#### Work required:
Each entry that follows must be output without any deviation.

Entries taken from a collection:
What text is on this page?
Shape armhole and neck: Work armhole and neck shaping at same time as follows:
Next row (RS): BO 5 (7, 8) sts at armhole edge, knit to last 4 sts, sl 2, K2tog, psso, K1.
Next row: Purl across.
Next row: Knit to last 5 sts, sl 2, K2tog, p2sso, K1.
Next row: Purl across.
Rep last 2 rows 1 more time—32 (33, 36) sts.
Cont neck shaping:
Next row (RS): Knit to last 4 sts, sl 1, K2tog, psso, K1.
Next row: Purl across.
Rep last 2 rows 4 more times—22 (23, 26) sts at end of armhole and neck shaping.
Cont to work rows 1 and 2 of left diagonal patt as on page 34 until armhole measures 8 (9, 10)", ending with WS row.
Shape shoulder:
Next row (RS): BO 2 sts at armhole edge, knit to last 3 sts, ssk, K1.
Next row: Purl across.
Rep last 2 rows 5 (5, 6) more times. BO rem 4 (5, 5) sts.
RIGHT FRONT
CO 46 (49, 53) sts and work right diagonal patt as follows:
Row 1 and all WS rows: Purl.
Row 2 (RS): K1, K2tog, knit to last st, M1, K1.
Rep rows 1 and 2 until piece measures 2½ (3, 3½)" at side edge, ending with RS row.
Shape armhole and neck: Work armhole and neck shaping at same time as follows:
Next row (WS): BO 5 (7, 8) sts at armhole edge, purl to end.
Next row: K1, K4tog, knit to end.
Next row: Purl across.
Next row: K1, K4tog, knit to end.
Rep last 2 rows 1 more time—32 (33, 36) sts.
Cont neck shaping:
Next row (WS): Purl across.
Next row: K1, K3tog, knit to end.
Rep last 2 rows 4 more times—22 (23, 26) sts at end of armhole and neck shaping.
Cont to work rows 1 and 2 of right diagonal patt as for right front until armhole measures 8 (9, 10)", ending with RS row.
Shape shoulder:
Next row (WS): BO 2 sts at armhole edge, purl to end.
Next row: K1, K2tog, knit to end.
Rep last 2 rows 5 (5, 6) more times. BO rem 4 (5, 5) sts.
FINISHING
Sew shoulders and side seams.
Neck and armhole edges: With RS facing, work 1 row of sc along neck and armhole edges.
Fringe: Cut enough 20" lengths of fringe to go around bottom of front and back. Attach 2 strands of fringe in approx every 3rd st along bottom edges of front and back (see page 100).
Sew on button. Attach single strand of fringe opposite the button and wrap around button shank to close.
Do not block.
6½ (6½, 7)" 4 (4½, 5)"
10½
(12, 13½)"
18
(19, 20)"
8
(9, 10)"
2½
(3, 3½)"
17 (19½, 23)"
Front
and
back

#### Solved problem:
What text is on this page?
Shape armhole and neck: Work armhole and neck shaping at same time as follows:
Next row (RS): BO 5 (7, 8) sts at armhole edge, knit to last 4 sts, sl 2, K2tog, psso, K1.
Next row: Purl across.
Next row: Knit to last 5 sts, sl 2, K2tog, p2sso, K1.
Next row: Purl across.
Rep last 2 rows 1 more time—32 (33, 36) sts.
Cont neck shaping:
Next row (RS): Knit to last 4 sts, sl 1, K2tog, psso, K1.
Next row: Purl across.
Rep last 2 rows 4 more times—22 (23, 26) sts at end of armhole and neck shaping.
Cont to work rows 1 and 2 of left diagonal patt as on page 34 until armhole measures 8 (9, 10)", ending with WS row.
Shape shoulder:
Next row (RS): BO 2 sts at armhole edge, knit to last 3 sts, ssk, K1.
Next row: Purl across.
Rep last 2 rows 5 (5, 6) more times. BO rem 4 (5, 5) sts.
RIGHT FRONT
CO 46 (49, 53) sts and work right diagonal patt as follows:
Row 1 and all WS rows: Purl.
Row 2 (RS): K1, K2tog, knit to last st, M1, K1.
Rep rows 1 and 2 until piece measures 2½ (3, 3½)" at side edge, ending with RS row.
Shape armhole and neck: Work armhole and neck shaping at same time as follows:
Next row (WS): BO 5 (7, 8) sts at armhole edge, purl to end.
Next row: K1, K4tog, knit to end.
Next row: Purl across.
Next row: K1, K4tog, knit to end.
Rep last 2 rows 1 more time—32 (33, 36) sts.
Cont neck shaping:
Next row (WS): Purl across.
Next row: K1, K3tog, knit to end.
Rep last 2 rows 4 more times—22 (23, 26) sts at end of armhole and neck shaping.
Cont to work rows 1 and 2 of right diagonal patt as for right front until armhole measures 8 (9, 10)", ending with RS row.
Shape shoulder:
Next row (WS): BO 2 sts at armhole edge, purl to end.
Next row: K1, K2tog, knit to end.
Rep last 2 rows 5 (5, 6) more times. BO rem 4 (5, 5) sts.
FINISHING
Sew shoulders and side seams.
Neck and armhole edges: With RS facing, work 1 row of sc along neck and armhole edges.
Fringe: Cut enough 20" lengths of fringe to go around bottom of front and back. Attach 2 strands of fringe in approx every 3rd st along bottom edges of front and back (see page 100).
Sew on button. Attach single strand of fringe opposite the button and wrap around button shank to close.
Do not block.
6½ (6½, 7)" 4 (4½, 5)"
10½
(12, 13½)"
18
(19, 20)"
8
(9, 10)"
2½
(3, 3½)"
17 (19½, 23)"
Front
and
back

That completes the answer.